### [Task brief]
Reproduce the listing below verbatim.

── Records supplied ──

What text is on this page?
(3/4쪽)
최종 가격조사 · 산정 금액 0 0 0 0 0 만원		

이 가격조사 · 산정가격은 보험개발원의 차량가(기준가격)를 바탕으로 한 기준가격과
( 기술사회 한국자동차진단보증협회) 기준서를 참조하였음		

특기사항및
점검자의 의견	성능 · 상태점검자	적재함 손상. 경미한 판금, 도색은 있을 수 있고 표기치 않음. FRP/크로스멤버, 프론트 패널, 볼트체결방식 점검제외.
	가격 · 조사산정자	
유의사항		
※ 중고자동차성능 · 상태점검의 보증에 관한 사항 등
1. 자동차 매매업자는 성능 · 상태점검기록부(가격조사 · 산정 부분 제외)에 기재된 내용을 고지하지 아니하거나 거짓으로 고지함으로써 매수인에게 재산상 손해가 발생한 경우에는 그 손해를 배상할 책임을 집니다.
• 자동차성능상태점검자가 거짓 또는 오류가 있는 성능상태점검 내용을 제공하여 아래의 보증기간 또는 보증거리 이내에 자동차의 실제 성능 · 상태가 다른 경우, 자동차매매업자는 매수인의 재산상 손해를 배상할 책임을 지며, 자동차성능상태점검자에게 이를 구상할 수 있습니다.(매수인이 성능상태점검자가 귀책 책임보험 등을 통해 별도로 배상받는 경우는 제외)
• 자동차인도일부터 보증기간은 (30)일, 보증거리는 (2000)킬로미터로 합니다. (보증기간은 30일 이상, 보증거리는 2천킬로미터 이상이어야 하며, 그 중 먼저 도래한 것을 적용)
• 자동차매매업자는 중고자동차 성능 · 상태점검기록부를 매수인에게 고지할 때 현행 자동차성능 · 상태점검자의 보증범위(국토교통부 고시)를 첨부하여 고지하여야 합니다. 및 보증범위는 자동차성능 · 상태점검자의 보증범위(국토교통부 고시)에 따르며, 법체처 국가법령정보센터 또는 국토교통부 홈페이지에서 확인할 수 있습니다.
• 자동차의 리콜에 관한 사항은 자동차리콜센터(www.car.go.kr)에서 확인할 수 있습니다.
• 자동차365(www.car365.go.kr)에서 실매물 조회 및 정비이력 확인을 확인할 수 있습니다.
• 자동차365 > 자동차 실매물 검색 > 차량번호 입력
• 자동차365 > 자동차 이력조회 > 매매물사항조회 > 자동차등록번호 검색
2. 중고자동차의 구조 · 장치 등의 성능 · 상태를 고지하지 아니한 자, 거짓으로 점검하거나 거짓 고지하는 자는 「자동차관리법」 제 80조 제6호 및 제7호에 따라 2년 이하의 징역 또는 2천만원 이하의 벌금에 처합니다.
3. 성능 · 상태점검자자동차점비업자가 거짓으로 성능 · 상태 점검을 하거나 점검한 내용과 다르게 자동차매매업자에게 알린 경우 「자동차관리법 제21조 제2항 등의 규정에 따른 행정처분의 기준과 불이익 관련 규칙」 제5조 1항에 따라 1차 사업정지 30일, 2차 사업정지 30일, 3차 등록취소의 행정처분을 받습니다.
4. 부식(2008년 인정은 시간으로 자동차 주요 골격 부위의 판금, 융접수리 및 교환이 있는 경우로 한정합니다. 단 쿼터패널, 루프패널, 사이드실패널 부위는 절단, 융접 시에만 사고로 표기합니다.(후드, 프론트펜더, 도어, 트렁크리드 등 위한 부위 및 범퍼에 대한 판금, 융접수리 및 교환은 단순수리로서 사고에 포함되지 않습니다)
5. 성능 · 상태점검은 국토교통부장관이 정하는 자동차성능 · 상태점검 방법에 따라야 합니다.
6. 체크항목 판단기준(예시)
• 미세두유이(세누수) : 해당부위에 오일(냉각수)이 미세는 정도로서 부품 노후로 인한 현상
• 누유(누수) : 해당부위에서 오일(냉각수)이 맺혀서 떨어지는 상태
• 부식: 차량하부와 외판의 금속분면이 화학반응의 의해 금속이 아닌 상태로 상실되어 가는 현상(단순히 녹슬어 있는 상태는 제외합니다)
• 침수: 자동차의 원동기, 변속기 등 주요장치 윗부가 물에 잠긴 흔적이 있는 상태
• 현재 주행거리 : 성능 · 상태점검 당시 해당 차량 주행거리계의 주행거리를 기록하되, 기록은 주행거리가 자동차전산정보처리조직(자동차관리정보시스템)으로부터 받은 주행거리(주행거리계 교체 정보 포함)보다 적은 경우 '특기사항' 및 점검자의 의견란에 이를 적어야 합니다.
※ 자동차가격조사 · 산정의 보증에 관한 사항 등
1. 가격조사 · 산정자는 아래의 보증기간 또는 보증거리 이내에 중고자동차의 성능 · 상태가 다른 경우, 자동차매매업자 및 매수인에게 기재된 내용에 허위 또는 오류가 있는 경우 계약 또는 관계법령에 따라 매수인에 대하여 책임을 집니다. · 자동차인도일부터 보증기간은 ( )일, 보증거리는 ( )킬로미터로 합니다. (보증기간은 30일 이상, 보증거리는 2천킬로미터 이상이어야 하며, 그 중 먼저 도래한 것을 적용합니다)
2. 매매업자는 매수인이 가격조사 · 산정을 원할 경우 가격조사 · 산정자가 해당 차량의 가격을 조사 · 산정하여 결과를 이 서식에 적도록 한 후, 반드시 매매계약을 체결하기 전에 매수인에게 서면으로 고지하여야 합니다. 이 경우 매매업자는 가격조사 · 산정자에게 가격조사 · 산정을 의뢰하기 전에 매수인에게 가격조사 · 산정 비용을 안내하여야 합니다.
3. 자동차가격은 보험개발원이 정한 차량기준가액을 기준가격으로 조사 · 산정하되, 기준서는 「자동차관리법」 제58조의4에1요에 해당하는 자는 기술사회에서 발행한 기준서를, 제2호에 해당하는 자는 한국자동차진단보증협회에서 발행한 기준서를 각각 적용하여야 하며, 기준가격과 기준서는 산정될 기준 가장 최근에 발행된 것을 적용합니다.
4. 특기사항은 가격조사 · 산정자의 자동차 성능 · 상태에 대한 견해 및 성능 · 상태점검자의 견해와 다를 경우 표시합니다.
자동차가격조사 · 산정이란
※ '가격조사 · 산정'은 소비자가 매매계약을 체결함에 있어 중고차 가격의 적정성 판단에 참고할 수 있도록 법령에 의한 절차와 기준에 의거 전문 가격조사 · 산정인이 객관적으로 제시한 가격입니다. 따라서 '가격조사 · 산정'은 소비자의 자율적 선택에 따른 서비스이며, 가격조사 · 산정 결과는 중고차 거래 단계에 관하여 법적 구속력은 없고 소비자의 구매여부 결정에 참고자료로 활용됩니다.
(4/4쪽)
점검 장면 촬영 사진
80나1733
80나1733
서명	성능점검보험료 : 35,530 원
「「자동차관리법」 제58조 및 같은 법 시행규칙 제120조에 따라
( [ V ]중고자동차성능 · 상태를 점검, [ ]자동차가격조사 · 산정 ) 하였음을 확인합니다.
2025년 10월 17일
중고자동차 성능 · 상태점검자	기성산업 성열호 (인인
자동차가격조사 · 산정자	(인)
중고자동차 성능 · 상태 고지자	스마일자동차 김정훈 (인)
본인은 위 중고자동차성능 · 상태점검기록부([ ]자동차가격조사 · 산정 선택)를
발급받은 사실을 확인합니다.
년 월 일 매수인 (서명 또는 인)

───

### [Expected answer]
What text is on this page?
(3/4쪽)
최종 가격조사 · 산정 금액 0 0 0 0 0 만원		

이 가격조사 · 산정가격은 보험개발원의 차량가(기준가격)를 바탕으로 한 기준가격과
( 기술사회 한국자동차진단보증협회) 기준서를 참조하였음		

특기사항및
점검자의 의견	성능 · 상태점검자	적재함 손상. 경미한 판금, 도색은 있을 수 있고 표기치 않음. FRP/크로스멤버, 프론트 패널, 볼트체결방식 점검제외.
	가격 · 조사산정자	
유의사항		
※ 중고자동차성능 · 상태점검의 보증에 관한 사항 등
1. 자동차 매매업자는 성능 · 상태점검기록부(가격조사 · 산정 부분 제외)에 기재된 내용을 고지하지 아니하거나 거짓으로 고지함으로써 매수인에게 재산상 손해가 발생한 경우에는 그 손해를 배상할 책임을 집니다.
• 자동차성능상태점검자가 거짓 또는 오류가 있는 성능상태점검 내용을 제공하여 아래의 보증기간 또는 보증거리 이내에 자동차의 실제 성능 · 상태가 다른 경우, 자동차매매업자는 매수인의 재산상 손해를 배상할 책임을 지며, 자동차성능상태점검자에게 이를 구상할 수 있습니다.(매수인이 성능상태점검자가 귀책 책임보험 등을 통해 별도로 배상받는 경우는 제외)
• 자동차인도일부터 보증기간은 (30)일, 보증거리는 (2000)킬로미터로 합니다. (보증기간은 30일 이상, 보증거리는 2천킬로미터 이상이어야 하며, 그 중 먼저 도래한 것을 적용)
• 자동차매매업자는 중고자동차 성능 · 상태점검기록부를 매수인에게 고지할 때 현행 자동차성능 · 상태점검자의 보증범위(국토교통부 고시)를 첨부하여 고지하여야 합니다. 및 보증범위는 자동차성능 · 상태점검자의 보증범위(국토교통부 고시)에 따르며, 법체처 국가법령정보센터 또는 국토교통부 홈페이지에서 확인할 수 있습니다.
• 자동차의 리콜에 관한 사항은 자동차리콜센터(www.car.go.kr)에서 확인할 수 있습니다.
• 자동차365(www.car365.go.kr)에서 실매물 조회 및 정비이력 확인을 확인할 수 있습니다.
• 자동차365 > 자동차 실매물 검색 > 차량번호 입력
• 자동차365 > 자동차 이력조회 > 매매물사항조회 > 자동차등록번호 검색
2. 중고자동차의 구조 · 장치 등의 성능 · 상태를 고지하지 아니한 자, 거짓으로 점검하거나 거짓 고지하는 자는 「자동차관리법」 제 80조 제6호 및 제7호에 따라 2년 이하의 징역 또는 2천만원 이하의 벌금에 처합니다.
3. 성능 · 상태점검자자동차점비업자가 거짓으로 성능 · 상태 점검을 하거나 점검한 내용과 다르게 자동차매매업자에게 알린 경우 「자동차관리법 제21조 제2항 등의 규정에 따른 행정처분의 기준과 불이익 관련 규칙」 제5조 1항에 따라 1차 사업정지 30일, 2차 사업정지 30일, 3차 등록취소의 행정처분을 받습니다.
4. 부식(2008년 인정은 시간으로 자동차 주요 골격 부위의 판금, 융접수리 및 교환이 있는 경우로 한정합니다. 단 쿼터패널, 루프패널, 사이드실패널 부위는 절단, 융접 시에만 사고로 표기합니다.(후드, 프론트펜더, 도어, 트렁크리드 등 위한 부위 및 범퍼에 대한 판금, 융접수리 및 교환은 단순수리로서 사고에 포함되지 않습니다)
5. 성능 · 상태점검은 국토교통부장관이 정하는 자동차성능 · 상태점검 방법에 따라야 합니다.
6. 체크항목 판단기준(예시)
• 미세두유이(세누수) : 해당부위에 오일(냉각수)이 미세는 정도로서 부품 노후로 인한 현상
• 누유(누수) : 해당부위에서 오일(냉각수)이 맺혀서 떨어지는 상태
• 부식: 차량하부와 외판의 금속분면이 화학반응의 의해 금속이 아닌 상태로 상실되어 가는 현상(단순히 녹슬어 있는 상태는 제외합니다)
• 침수: 자동차의 원동기, 변속기 등 주요장치 윗부가 물에 잠긴 흔적이 있는 상태
• 현재 주행거리 : 성능 · 상태점검 당시 해당 차량 주행거리계의 주행거리를 기록하되, 기록은 주행거리가 자동차전산정보처리조직(자동차관리정보시스템)으로부터 받은 주행거리(주행거리계 교체 정보 포함)보다 적은 경우 '특기사항' 및 점검자의 의견란에 이를 적어야 합니다.
※ 자동차가격조사 · 산정의 보증에 관한 사항 등
1. 가격조사 · 산정자는 아래의 보증기간 또는 보증거리 이내에 중고자동차의 성능 · 상태가 다른 경우, 자동차매매업자 및 매수인에게 기재된 내용에 허위 또는 오류가 있는 경우 계약 또는 관계법령에 따라 매수인에 대하여 책임을 집니다. · 자동차인도일부터 보증기간은 ( )일, 보증거리는 ( )킬로미터로 합니다. (보증기간은 30일 이상, 보증거리는 2천킬로미터 이상이어야 하며, 그 중 먼저 도래한 것을 적용합니다)
2. 매매업자는 매수인이 가격조사 · 산정을 원할 경우 가격조사 · 산정자가 해당 차량의 가격을 조사 · 산정하여 결과를 이 서식에 적도록 한 후, 반드시 매매계약을 체결하기 전에 매수인에게 서면으로 고지하여야 합니다. 이 경우 매매업자는 가격조사 · 산정자에게 가격조사 · 산정을 의뢰하기 전에 매수인에게 가격조사 · 산정 비용을 안내하여야 합니다.
3. 자동차가격은 보험개발원이 정한 차량기준가액을 기준가격으로 조사 · 산정하되, 기준서는 「자동차관리법」 제58조의4에1요에 해당하는 자는 기술사회에서 발행한 기준서를, 제2호에 해당하는 자는 한국자동차진단보증협회에서 발행한 기준서를 각각 적용하여야 하며, 기준가격과 기준서는 산정될 기준 가장 최근에 발행된 것을 적용합니다.
4. 특기사항은 가격조사 · 산정자의 자동차 성능 · 상태에 대한 견해 및 성능 · 상태점검자의 견해와 다를 경우 표시합니다.
자동차가격조사 · 산정이란
※ '가격조사 · 산정'은 소비자가 매매계약을 체결함에 있어 중고차 가격의 적정성 판단에 참고할 수 있도록 법령에 의한 절차와 기준에 의거 전문 가격조사 · 산정인이 객관적으로 제시한 가격입니다. 따라서 '가격조사 · 산정'은 소비자의 자율적 선택에 따른 서비스이며, 가격조사 · 산정 결과는 중고차 거래 단계에 관하여 법적 구속력은 없고 소비자의 구매여부 결정에 참고자료로 활용됩니다.
(4/4쪽)
점검 장면 촬영 사진
80나1733
80나1733
서명	성능점검보험료 : 35,530 원
「「자동차관리법」 제58조 및 같은 법 시행규칙 제120조에 따라
( [ V ]중고자동차성능 · 상태를 점검, [ ]자동차가격조사 · 산정 ) 하였음을 확인합니다.
2025년 10월 17일
중고자동차 성능 · 상태점검자	기성산업 성열호 (인인
자동차가격조사 · 산정자	(인)
중고자동차 성능 · 상태 고지자	스마일자동차 김정훈 (인)
본인은 위 중고자동차성능 · 상태점검기록부([ ]자동차가격조사 · 산정 선택)를
발급받은 사실을 확인합니다.
년 월 일 매수인 (서명 또는 인)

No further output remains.